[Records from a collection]
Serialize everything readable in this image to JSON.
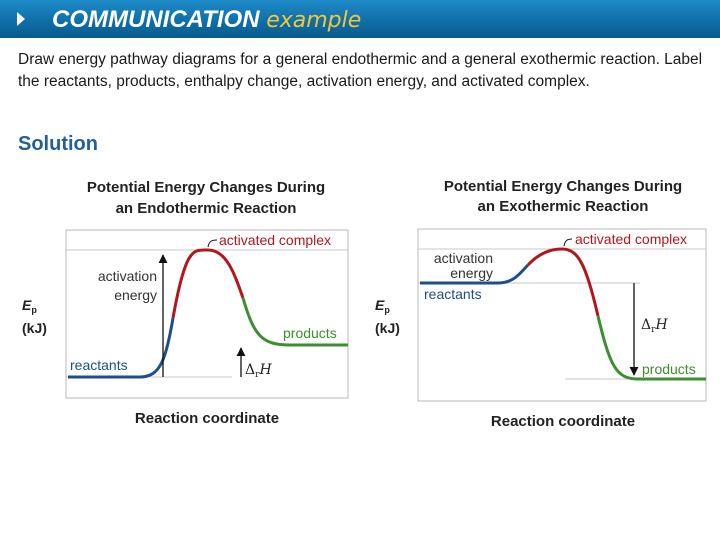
{
  "header": {
    "title_bold": "COMMUNICATION",
    "title_light": "example"
  },
  "question": "Draw energy pathway diagrams for a general endothermic and a general exothermic reaction. Label the reactants, products, enthalpy change, activation energy, and activated complex.",
  "solution_label": "Solution",
  "colors": {
    "banner": "#0f6fa8",
    "reactants_segment": "#1d4f8c",
    "activation_segment": "#b3171c",
    "products_segment": "#3c8f2f"
  },
  "diagrams": [
    {
      "title_line1": "Potential Energy Changes During",
      "title_line2": "an Endothermic Reaction",
      "y_label_symbol": "E",
      "y_label_sub": "p",
      "y_label_unit": "(kJ)",
      "x_label": "Reaction coordinate",
      "activated_complex": "activated complex",
      "activation_line1": "activation",
      "activation_line2": "energy",
      "reactants": "reactants",
      "products": "products",
      "enthalpy_delta": "Δ",
      "enthalpy_sub": "r",
      "enthalpy_symbol": "H"
    },
    {
      "title_line1": "Potential Energy Changes During",
      "title_line2": "an Exothermic Reaction",
      "y_label_symbol": "E",
      "y_label_sub": "p",
      "y_label_unit": "(kJ)",
      "x_label": "Reaction coordinate",
      "activated_complex": "activated complex",
      "activation_line1": "activation",
      "activation_line2": "energy",
      "reactants": "reactants",
      "products": "products",
      "enthalpy_delta": "Δ",
      "enthalpy_sub": "r",
      "enthalpy_symbol": "H"
    }
  ]
}
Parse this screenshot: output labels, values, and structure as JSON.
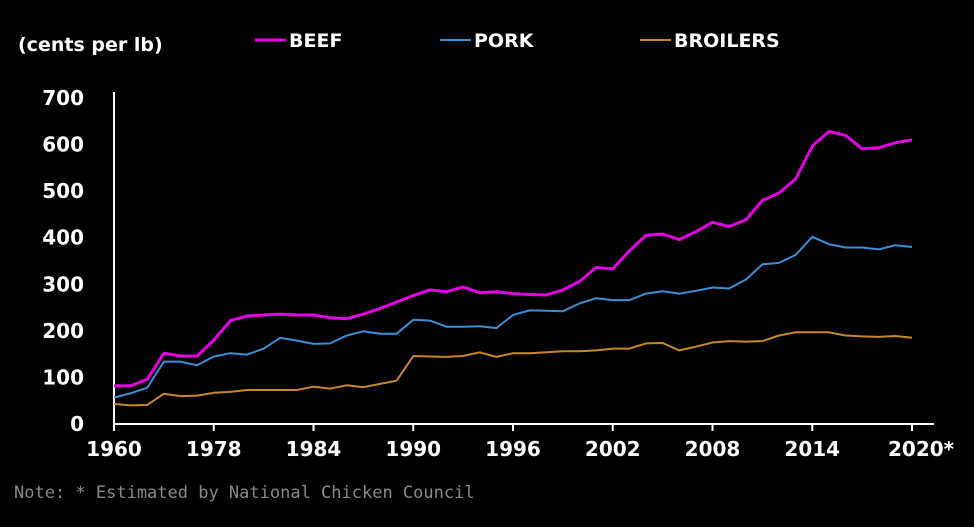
{
  "chart_data": {
    "type": "line",
    "unit_label": "(cents per lb)",
    "note": "Note: * Estimated by National Chicken Council",
    "x_tick_labels": [
      "1960",
      "1978",
      "1984",
      "1990",
      "1996",
      "2002",
      "2008",
      "2014",
      "2020*"
    ],
    "y_ticks": [
      0,
      100,
      200,
      300,
      400,
      500,
      600,
      700
    ],
    "ylim": [
      0,
      700
    ],
    "grid": false,
    "legend_position": "top",
    "series": [
      {
        "name": "BEEF",
        "color": "#e600e6",
        "values": [
          82,
          82,
          96,
          152,
          146,
          146,
          180,
          222,
          232,
          234,
          236,
          234,
          234,
          228,
          226,
          236,
          248,
          262,
          276,
          288,
          284,
          294,
          282,
          284,
          280,
          278,
          277,
          288,
          306,
          336,
          333,
          372,
          405,
          408,
          396,
          413,
          433,
          424,
          438,
          480,
          496,
          526,
          597,
          628,
          620,
          591,
          593,
          604,
          610
        ]
      },
      {
        "name": "PORK",
        "color": "#3a8fd9",
        "values": [
          57,
          66,
          78,
          134,
          134,
          126,
          145,
          152,
          149,
          162,
          185,
          179,
          172,
          173,
          190,
          199,
          194,
          194,
          224,
          222,
          209,
          209,
          210,
          206,
          234,
          244,
          243,
          242,
          259,
          270,
          266,
          266,
          280,
          285,
          280,
          286,
          293,
          291,
          310,
          343,
          346,
          363,
          402,
          386,
          379,
          379,
          375,
          384,
          380
        ]
      },
      {
        "name": "BROILERS",
        "color": "#c8862a",
        "values": [
          43,
          40,
          41,
          65,
          60,
          61,
          67,
          69,
          73,
          73,
          73,
          73,
          80,
          76,
          83,
          79,
          86,
          93,
          146,
          145,
          144,
          146,
          154,
          144,
          152,
          152,
          154,
          156,
          156,
          158,
          162,
          162,
          173,
          174,
          158,
          166,
          175,
          178,
          177,
          178,
          190,
          197,
          197,
          197,
          190,
          188,
          187,
          189,
          185
        ]
      }
    ]
  }
}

■ **Work to complete**
Isolate the lines above that contain the word "diagrams" and copy them.

■ **Exercise result**
  "question": "Draw energy pathway diagrams for a general endothermic and a general exothermic reaction. Label the reactants, products, enthalpy change, activation energy, and activated complex.",
  "diagrams": [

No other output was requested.